Tarea por realizar:
Reproduzca literalmente el pasaje de la columna sobre la oficina de apoyo al cónyuge del presidente comprendido entre "GOOD OLD DENIS" y "a las mujeres.", ambos incluidos.

Extracto de la página:
========================================

Free Nancy!, por Mario Ghibellini
Free Nancy!, por Mario Ghibellini
Mario Ghibellini

En su afán por desmarcarse de toda asociación con el gobierno anterior, la actual administración ha decidido crear la ‘oficina de apoyo al cónyuge del presidente’. El propósito declarado es ‘ordenar y transparentar’ el rol de la media naranja de quien ocupe la jefatura de Estado en el país, pero el objetivo de fondo es obviamente acotarlo de tal manera que nunca más nadie en esa posición se alucine semáforo y se ponga a dispensarles luces verdes y rojas a los ministros. La iniciativa, sin embargo, podría terminar generando un problema mayor que el que pretende solucionar. O, por lo menos, una injusticia.

GOOD OLD DENIS

Para empezar, hay que anotar que, a pesar de la denominación neutra que han elegido para aludir a la pareja de quien gobierne (la palabra ‘cónyuge’ no tiene marca de género y, dependiendo del artículo que se le anteponga, puede servir para referirse a una esposa o un esposo), la institución es sexista. La verdad es que la idea de que el matrimonio con quien está en el poder le confiere a una determinada persona un rol público es solo aplicable a las mujeres.

El supuesto nunca expresado tras esa asunción es que mientras un presidente se encarga de ‘cosas de hombres’ –la economía, la seguridad, las relaciones internacionales–, su señora puede dedicarse a ciertos asuntos ‘femeninos’ –la protección de los niños sin hogar o la salud de las madres lactantes– que, de alguna manera, toda administración también tiene que atender. Y por si a alguien la figura le parece prejuiciosa, los invitamos a imaginar cuál habría sido, por ejemplo, el rol público de los esposos de las señoras Fujimori o Mendoza si alguna de ellas hubiera sido elegida presidenta. ¿Impulsar campañas para prevenir el cáncer de próstata? ¿Dar el ‘play de honor’ en los partidos de la selección de fútbol? ¿Participar en algún foro internacional sobre ‘la problemática de los varones en el siglo XXI’?

Pues seguramente no. Lo más probable es que el consorte de esa hipotética mandataria habría seguido trabajando en lo que trabajaba antes y apareciendo de vez en cuando en el rincón de alguna foto periodística. Como tiene que ser. Como sucede, digamos, con el marido de la canciller Angela Merkel en Alemania, o como sucedía con Denis Thatcher en los tiempos gloriosos en los que su esposa Margaret era primera ministra del Reino Unido.

========================================

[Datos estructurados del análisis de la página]
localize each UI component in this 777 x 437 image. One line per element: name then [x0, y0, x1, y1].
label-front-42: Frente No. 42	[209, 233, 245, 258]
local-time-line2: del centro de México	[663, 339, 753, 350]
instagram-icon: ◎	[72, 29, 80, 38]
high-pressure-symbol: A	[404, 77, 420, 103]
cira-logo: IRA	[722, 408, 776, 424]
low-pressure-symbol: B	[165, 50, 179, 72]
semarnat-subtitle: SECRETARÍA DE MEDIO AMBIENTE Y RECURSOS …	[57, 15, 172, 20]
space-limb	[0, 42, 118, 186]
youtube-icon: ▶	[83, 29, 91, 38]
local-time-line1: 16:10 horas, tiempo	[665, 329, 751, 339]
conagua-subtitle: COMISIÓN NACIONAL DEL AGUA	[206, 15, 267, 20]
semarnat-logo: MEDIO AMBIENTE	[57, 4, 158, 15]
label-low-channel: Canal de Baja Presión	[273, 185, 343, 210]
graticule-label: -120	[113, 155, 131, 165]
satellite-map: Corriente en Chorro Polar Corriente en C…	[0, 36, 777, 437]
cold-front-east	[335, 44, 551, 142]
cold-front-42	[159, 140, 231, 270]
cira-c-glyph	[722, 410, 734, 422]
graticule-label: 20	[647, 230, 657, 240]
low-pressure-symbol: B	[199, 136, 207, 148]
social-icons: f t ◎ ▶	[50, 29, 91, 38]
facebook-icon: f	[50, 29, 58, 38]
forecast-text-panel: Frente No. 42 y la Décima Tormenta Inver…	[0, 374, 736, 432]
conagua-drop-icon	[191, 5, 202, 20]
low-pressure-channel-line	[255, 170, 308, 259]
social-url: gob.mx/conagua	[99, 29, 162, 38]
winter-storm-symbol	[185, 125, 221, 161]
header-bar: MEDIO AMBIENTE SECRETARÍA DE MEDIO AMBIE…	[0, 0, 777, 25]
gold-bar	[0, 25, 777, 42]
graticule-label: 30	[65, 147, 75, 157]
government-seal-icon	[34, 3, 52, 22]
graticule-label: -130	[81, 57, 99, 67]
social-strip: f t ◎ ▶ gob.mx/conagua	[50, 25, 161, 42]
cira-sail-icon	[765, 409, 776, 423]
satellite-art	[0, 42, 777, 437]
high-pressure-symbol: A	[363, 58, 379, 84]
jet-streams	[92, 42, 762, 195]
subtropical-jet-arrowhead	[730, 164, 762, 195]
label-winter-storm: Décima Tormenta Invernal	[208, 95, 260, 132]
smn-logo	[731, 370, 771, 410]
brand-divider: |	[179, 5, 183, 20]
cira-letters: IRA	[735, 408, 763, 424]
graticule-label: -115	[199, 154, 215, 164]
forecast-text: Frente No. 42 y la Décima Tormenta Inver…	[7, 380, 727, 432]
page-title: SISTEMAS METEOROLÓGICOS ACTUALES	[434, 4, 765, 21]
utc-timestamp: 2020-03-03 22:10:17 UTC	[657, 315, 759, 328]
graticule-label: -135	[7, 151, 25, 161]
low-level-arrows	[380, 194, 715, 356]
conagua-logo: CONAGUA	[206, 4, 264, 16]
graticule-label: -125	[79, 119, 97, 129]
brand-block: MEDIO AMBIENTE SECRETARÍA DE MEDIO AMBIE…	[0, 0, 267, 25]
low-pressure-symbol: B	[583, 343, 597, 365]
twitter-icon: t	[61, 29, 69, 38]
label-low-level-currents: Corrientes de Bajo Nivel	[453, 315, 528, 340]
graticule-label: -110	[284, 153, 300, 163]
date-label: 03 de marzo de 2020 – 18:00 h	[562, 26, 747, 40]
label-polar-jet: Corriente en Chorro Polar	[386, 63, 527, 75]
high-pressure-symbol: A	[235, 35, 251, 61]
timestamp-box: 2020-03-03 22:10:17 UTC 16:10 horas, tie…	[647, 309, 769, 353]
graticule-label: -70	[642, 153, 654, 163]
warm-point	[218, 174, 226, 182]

========================================

Respuesta del ejercicio:
GOOD OLD DENIS

Para empezar, hay que anotar que, a pesar de la denominación neutra que han elegido para aludir a la pareja de quien gobierne (la palabra ‘cónyuge’ no tiene marca de género y, dependiendo del artículo que se le anteponga, puede servir para referirse a una esposa o un esposo), la institución es sexista. La verdad es que la idea de que el matrimonio con quien está en el poder le confiere a una determinada persona un rol público es solo aplicable a las mujeres.